#### Directive
Copy out all lines of the records in which the word "title" appears.

#### Dataset extract
_ _ _ _ _

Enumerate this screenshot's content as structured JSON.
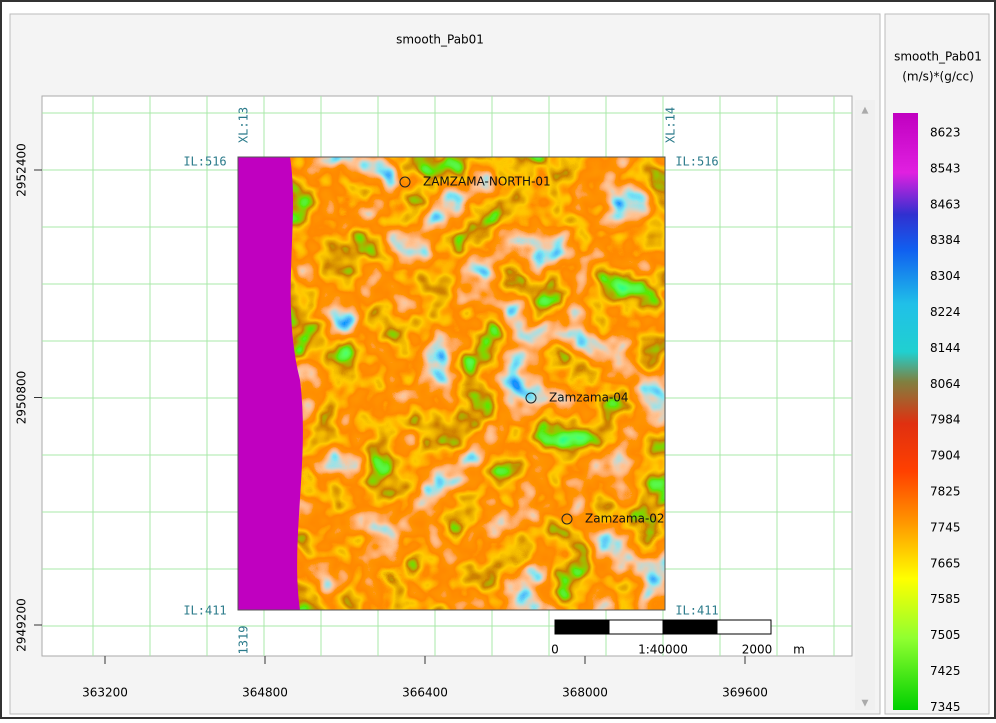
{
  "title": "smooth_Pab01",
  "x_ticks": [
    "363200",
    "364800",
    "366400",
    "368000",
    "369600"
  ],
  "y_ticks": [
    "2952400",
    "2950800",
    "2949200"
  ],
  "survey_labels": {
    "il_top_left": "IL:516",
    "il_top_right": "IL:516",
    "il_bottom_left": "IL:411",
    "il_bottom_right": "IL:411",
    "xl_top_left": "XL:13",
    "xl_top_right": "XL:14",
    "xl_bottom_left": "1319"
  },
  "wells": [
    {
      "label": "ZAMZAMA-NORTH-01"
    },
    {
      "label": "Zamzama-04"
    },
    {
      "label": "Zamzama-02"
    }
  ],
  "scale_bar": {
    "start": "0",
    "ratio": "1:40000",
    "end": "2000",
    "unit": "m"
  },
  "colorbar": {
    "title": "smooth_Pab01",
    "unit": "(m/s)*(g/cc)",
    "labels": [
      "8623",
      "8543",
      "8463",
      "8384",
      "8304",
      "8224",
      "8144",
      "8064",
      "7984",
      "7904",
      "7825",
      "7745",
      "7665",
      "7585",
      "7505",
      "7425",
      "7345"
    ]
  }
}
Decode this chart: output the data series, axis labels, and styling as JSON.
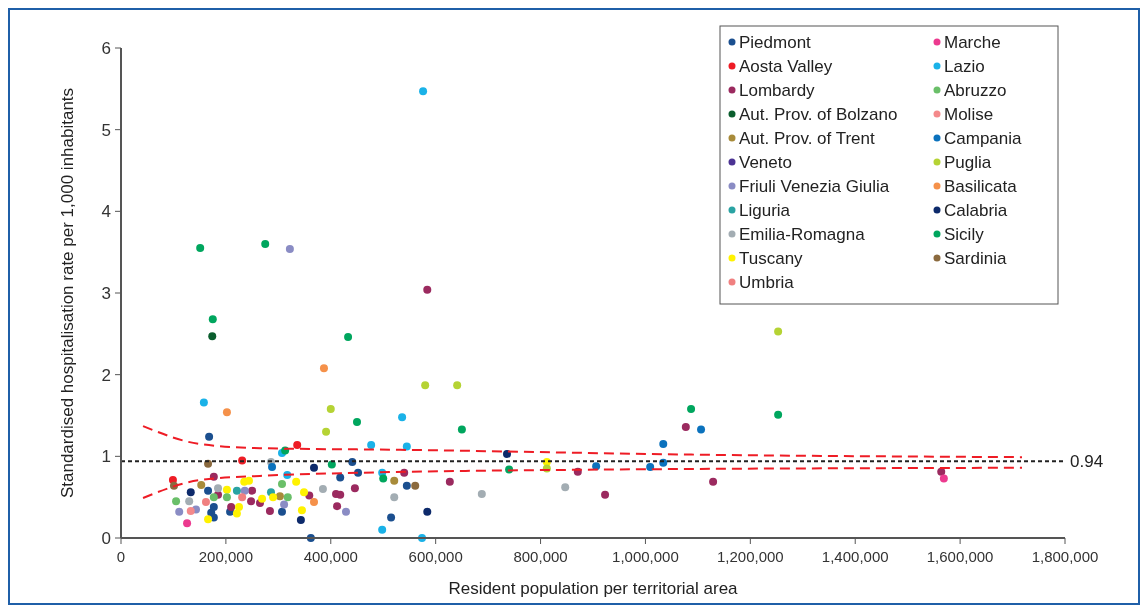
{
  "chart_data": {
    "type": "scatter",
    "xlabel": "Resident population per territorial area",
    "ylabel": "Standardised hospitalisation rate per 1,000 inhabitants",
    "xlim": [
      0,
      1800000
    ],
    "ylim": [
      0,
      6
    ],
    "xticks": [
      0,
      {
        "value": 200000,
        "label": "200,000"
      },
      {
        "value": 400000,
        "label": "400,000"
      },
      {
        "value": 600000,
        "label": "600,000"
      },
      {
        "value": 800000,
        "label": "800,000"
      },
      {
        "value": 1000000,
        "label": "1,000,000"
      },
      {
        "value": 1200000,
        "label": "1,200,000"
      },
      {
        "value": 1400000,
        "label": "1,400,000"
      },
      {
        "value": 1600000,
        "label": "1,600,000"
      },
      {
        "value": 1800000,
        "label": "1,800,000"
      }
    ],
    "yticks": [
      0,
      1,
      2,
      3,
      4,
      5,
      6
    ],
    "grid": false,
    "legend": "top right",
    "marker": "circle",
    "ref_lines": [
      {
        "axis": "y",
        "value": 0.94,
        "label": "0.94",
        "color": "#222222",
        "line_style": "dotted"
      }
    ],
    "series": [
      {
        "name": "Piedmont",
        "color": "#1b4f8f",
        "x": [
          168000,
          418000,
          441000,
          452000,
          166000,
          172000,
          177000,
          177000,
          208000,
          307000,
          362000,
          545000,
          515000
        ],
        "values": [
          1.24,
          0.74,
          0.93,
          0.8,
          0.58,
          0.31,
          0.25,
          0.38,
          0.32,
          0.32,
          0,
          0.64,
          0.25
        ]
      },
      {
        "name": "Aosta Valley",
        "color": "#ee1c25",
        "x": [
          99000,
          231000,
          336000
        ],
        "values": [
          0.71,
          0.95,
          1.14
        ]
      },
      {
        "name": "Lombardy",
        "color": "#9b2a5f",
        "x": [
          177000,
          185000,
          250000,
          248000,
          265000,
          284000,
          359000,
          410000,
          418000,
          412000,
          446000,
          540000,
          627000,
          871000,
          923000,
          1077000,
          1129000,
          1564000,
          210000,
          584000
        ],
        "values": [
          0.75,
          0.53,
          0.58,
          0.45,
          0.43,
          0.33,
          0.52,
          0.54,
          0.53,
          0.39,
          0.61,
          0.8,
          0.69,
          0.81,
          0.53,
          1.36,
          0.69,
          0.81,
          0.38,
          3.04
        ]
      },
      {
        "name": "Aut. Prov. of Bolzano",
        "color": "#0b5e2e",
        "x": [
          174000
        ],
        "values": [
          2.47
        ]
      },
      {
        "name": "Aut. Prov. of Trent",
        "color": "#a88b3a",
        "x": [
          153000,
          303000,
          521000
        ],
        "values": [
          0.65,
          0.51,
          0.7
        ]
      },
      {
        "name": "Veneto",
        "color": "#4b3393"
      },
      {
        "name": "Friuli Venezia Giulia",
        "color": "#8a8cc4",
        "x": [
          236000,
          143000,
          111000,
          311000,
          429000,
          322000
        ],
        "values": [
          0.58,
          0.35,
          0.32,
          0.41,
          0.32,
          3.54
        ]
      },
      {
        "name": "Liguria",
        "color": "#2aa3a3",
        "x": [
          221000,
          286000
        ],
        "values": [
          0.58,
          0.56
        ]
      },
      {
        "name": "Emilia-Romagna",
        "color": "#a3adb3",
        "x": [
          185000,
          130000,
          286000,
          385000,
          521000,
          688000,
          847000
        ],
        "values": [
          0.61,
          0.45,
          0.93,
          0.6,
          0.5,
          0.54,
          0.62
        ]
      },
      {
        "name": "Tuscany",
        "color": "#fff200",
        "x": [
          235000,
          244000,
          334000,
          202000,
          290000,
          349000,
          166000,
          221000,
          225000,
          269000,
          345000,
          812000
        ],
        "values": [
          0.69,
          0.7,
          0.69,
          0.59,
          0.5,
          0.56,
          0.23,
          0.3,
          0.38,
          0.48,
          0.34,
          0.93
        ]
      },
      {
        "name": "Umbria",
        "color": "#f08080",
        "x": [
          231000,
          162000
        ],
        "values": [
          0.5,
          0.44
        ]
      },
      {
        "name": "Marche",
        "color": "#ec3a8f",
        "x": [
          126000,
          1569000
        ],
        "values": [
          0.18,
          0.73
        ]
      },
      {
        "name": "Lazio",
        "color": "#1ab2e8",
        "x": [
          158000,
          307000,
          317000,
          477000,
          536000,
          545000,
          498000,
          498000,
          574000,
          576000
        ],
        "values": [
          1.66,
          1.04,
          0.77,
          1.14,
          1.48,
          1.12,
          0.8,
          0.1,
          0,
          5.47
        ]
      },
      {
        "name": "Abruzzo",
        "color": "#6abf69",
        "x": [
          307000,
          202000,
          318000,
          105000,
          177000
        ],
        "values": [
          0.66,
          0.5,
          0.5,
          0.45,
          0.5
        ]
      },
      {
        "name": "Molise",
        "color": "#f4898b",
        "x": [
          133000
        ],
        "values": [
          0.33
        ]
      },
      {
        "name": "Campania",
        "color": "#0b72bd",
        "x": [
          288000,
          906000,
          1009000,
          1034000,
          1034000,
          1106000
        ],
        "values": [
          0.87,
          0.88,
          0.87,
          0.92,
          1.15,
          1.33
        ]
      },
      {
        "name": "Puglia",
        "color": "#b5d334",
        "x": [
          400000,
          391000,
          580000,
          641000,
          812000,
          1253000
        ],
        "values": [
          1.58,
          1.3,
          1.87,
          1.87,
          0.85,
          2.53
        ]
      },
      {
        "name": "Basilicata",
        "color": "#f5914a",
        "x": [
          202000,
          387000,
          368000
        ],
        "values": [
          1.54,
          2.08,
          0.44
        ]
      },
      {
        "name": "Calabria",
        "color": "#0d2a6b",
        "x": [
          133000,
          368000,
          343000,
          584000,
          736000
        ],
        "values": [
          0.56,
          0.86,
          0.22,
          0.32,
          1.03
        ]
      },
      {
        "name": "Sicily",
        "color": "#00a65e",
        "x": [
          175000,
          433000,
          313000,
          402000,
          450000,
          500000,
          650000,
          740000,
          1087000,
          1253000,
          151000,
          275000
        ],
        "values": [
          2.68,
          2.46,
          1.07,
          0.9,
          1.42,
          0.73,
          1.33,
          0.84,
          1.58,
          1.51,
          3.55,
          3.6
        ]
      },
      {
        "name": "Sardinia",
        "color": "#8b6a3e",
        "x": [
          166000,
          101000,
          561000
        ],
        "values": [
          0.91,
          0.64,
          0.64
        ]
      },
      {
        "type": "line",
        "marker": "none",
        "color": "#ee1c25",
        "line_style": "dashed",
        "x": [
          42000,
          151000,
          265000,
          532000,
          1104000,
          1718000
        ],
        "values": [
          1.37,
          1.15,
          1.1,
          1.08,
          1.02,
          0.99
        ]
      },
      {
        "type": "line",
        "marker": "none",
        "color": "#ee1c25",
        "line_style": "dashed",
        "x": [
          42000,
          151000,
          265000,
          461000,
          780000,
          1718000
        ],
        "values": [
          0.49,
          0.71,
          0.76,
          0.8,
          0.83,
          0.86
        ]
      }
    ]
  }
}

_ _ _ _ _

#### Exercise result
  "title": "smooth_Pab01",
    "title": "smooth_Pab01",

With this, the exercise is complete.